*Problem statement*
Beginning with the line that holds "Read this page and output its text content.", set down each line of the data below through the very last, exactly as given, and nothing beyond that.

*Record list*
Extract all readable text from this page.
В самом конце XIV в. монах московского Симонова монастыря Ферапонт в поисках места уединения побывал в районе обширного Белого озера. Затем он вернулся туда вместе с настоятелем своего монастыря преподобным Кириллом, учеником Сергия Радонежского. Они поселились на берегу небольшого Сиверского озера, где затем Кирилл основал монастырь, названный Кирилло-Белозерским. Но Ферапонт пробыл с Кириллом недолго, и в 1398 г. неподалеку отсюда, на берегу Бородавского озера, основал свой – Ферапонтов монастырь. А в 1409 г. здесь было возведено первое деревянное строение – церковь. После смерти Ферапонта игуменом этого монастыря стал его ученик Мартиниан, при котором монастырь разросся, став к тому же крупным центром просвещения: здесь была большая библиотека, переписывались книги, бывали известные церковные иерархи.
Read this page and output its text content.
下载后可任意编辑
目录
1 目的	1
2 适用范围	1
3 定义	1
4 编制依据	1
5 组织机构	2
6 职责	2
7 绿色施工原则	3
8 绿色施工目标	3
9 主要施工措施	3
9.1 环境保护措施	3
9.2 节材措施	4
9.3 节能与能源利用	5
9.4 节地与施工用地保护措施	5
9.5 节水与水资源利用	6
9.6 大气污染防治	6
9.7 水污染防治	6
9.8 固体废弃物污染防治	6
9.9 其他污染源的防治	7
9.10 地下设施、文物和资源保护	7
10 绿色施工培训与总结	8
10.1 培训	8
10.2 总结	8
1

*Reply to the exercise*
Read this page and output its text content.
下载后可任意编辑
目录
1 目的	1
2 适用范围	1
3 定义	1
4 编制依据	1
5 组织机构	2
6 职责	2
7 绿色施工原则	3
8 绿色施工目标	3
9 主要施工措施	3
9.1 环境保护措施	3
9.2 节材措施	4
9.3 节能与能源利用	5
9.4 节地与施工用地保护措施	5
9.5 节水与水资源利用	6
9.6 大气污染防治	6
9.7 水污染防治	6
9.8 固体废弃物污染防治	6
9.9 其他污染源的防治	7
9.10 地下设施、文物和资源保护	7
10 绿色施工培训与总结	8
10.1 培训	8
10.2 总结	8
1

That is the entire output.